— start Dataset entries —

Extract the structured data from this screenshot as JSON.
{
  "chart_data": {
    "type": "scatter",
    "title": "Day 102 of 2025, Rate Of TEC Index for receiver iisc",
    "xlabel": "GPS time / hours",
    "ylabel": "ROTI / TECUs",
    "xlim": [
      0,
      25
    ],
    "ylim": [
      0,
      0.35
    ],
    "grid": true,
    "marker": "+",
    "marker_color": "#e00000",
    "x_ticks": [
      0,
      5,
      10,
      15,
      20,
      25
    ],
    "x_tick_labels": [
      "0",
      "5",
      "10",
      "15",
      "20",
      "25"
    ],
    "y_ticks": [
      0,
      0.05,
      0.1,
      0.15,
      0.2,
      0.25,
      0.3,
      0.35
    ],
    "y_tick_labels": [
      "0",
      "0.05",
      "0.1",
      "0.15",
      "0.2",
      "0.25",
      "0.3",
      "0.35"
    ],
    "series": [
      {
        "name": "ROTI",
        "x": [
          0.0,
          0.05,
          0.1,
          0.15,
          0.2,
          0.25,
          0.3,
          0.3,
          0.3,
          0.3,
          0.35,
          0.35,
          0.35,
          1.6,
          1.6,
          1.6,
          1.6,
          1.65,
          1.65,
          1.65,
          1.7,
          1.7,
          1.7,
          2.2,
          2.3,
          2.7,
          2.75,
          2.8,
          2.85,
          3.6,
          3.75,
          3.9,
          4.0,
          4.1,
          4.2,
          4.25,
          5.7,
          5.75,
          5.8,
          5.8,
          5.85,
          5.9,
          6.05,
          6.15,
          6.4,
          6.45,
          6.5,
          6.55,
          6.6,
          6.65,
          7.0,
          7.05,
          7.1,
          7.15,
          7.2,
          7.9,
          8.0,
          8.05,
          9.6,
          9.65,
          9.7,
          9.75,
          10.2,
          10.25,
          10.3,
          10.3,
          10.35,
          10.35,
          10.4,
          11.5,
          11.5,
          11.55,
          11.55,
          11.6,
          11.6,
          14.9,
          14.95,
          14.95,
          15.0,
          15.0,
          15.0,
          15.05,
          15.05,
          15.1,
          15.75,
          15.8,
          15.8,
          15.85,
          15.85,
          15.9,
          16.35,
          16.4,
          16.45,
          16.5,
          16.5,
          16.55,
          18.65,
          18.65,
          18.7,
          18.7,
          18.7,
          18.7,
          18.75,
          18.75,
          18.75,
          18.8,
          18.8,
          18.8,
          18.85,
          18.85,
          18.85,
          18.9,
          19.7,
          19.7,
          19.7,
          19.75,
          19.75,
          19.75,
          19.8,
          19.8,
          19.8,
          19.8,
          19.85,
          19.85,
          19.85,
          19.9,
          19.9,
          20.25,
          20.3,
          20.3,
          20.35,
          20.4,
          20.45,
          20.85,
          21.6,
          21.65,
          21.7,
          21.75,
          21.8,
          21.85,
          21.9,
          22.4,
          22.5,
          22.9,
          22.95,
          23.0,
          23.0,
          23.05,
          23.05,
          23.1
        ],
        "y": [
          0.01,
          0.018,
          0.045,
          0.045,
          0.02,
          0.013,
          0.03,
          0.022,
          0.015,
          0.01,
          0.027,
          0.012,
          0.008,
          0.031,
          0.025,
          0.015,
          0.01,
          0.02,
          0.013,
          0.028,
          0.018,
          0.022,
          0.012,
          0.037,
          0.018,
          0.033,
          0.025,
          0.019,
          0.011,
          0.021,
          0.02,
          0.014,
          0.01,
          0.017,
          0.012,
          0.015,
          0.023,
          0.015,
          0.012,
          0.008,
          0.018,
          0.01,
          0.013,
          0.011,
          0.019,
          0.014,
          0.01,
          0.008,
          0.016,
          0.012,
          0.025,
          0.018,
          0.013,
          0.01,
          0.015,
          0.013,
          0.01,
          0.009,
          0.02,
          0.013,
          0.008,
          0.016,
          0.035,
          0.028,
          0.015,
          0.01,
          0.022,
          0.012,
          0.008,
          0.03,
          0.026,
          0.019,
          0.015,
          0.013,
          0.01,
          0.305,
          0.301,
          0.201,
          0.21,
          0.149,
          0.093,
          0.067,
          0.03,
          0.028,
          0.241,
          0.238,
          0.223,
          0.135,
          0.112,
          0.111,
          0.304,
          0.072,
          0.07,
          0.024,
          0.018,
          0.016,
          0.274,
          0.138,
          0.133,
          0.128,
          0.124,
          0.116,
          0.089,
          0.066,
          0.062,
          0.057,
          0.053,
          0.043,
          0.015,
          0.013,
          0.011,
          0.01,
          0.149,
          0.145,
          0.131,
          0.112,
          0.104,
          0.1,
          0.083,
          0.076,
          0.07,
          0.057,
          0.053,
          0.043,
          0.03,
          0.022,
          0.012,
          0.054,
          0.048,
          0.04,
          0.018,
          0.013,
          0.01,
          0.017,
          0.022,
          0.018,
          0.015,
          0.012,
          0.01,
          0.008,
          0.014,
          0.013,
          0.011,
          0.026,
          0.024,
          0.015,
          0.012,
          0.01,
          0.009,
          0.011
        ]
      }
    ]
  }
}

— end Dataset entries —

--- Given instruction ---
Repeat every entry word for word.

--- Written answer ---
Extract the structured data from this screenshot as JSON.
{
  "chart_data": {
    "type": "scatter",
    "title": "Day 102 of 2025, Rate Of TEC Index for receiver iisc",
    "xlabel": "GPS time / hours",
    "ylabel": "ROTI / TECUs",
    "xlim": [
      0,
      25
    ],
    "ylim": [
      0,
      0.35
    ],
    "grid": true,
    "marker": "+",
    "marker_color": "#e00000",
    "x_ticks": [
      0,
      5,
      10,
      15,
      20,
      25
    ],
    "x_tick_labels": [
      "0",
      "5",
      "10",
      "15",
      "20",
      "25"
    ],
    "y_ticks": [
      0,
      0.05,
      0.1,
      0.15,
      0.2,
      0.25,
      0.3,
      0.35
    ],
    "y_tick_labels": [
      "0",
      "0.05",
      "0.1",
      "0.15",
      "0.2",
      "0.25",
      "0.3",
      "0.35"
    ],
    "series": [
      {
        "name": "ROTI",
        "x": [
          0.0,
          0.05,
          0.1,
          0.15,
          0.2,
          0.25,
          0.3,
          0.3,
          0.3,
          0.3,
          0.35,
          0.35,
          0.35,
          1.6,
          1.6,
          1.6,
          1.6,
          1.65,
          1.65,
          1.65,
          1.7,
          1.7,
          1.7,
          2.2,
          2.3,
          2.7,
          2.75,
          2.8,
          2.85,
          3.6,
          3.75,
          3.9,
          4.0,
          4.1,
          4.2,
          4.25,
          5.7,
          5.75,
          5.8,
          5.8,
          5.85,
          5.9,
          6.05,
          6.15,
          6.4,
          6.45,
          6.5,
          6.55,
          6.6,
          6.65,
          7.0,
          7.05,
          7.1,
          7.15,
          7.2,
          7.9,
          8.0,
          8.05,
          9.6,
          9.65,
          9.7,
          9.75,
          10.2,
          10.25,
          10.3,
          10.3,
          10.35,
          10.35,
          10.4,
          11.5,
          11.5,
          11.55,
          11.55,
          11.6,
          11.6,
          14.9,
          14.95,
          14.95,
          15.0,
          15.0,
          15.0,
          15.05,
          15.05,
          15.1,
          15.75,
          15.8,
          15.8,
          15.85,
          15.85,
          15.9,
          16.35,
          16.4,
          16.45,
          16.5,
          16.5,
          16.55,
          18.65,
          18.65,
          18.7,
          18.7,
          18.7,
          18.7,
          18.75,
          18.75,
          18.75,
          18.8,
          18.8,
          18.8,
          18.85,
          18.85,
          18.85,
          18.9,
          19.7,
          19.7,
          19.7,
          19.75,
          19.75,
          19.75,
          19.8,
          19.8,
          19.8,
          19.8,
          19.85,
          19.85,
          19.85,
          19.9,
          19.9,
          20.25,
          20.3,
          20.3,
          20.35,
          20.4,
          20.45,
          20.85,
          21.6,
          21.65,
          21.7,
          21.75,
          21.8,
          21.85,
          21.9,
          22.4,
          22.5,
          22.9,
          22.95,
          23.0,
          23.0,
          23.05,
          23.05,
          23.1
        ],
        "y": [
          0.01,
          0.018,
          0.045,
          0.045,
          0.02,
          0.013,
          0.03,
          0.022,
          0.015,
          0.01,
          0.027,
          0.012,
          0.008,
          0.031,
          0.025,
          0.015,
          0.01,
          0.02,
          0.013,
          0.028,
          0.018,
          0.022,
          0.012,
          0.037,
          0.018,
          0.033,
          0.025,
          0.019,
          0.011,
          0.021,
          0.02,
          0.014,
          0.01,
          0.017,
          0.012,
          0.015,
          0.023,
          0.015,
          0.012,
          0.008,
          0.018,
          0.01,
          0.013,
          0.011,
          0.019,
          0.014,
          0.01,
          0.008,
          0.016,
          0.012,
          0.025,
          0.018,
          0.013,
          0.01,
          0.015,
          0.013,
          0.01,
          0.009,
          0.02,
          0.013,
          0.008,
          0.016,
          0.035,
          0.028,
          0.015,
          0.01,
          0.022,
          0.012,
          0.008,
          0.03,
          0.026,
          0.019,
          0.015,
          0.013,
          0.01,
          0.305,
          0.301,
          0.201,
          0.21,
          0.149,
          0.093,
          0.067,
          0.03,
          0.028,
          0.241,
          0.238,
          0.223,
          0.135,
          0.112,
          0.111,
          0.304,
          0.072,
          0.07,
          0.024,
          0.018,
          0.016,
          0.274,
          0.138,
          0.133,
          0.128,
          0.124,
          0.116,
          0.089,
          0.066,
          0.062,
          0.057,
          0.053,
          0.043,
          0.015,
          0.013,
          0.011,
          0.01,
          0.149,
          0.145,
          0.131,
          0.112,
          0.104,
          0.1,
          0.083,
          0.076,
          0.07,
          0.057,
          0.053,
          0.043,
          0.03,
          0.022,
          0.012,
          0.054,
          0.048,
          0.04,
          0.018,
          0.013,
          0.01,
          0.017,
          0.022,
          0.018,
          0.015,
          0.012,
          0.01,
          0.008,
          0.014,
          0.013,
          0.011,
          0.026,
          0.024,
          0.015,
          0.012,
          0.01,
          0.009,
          0.011
        ]
      }
    ]
  }
}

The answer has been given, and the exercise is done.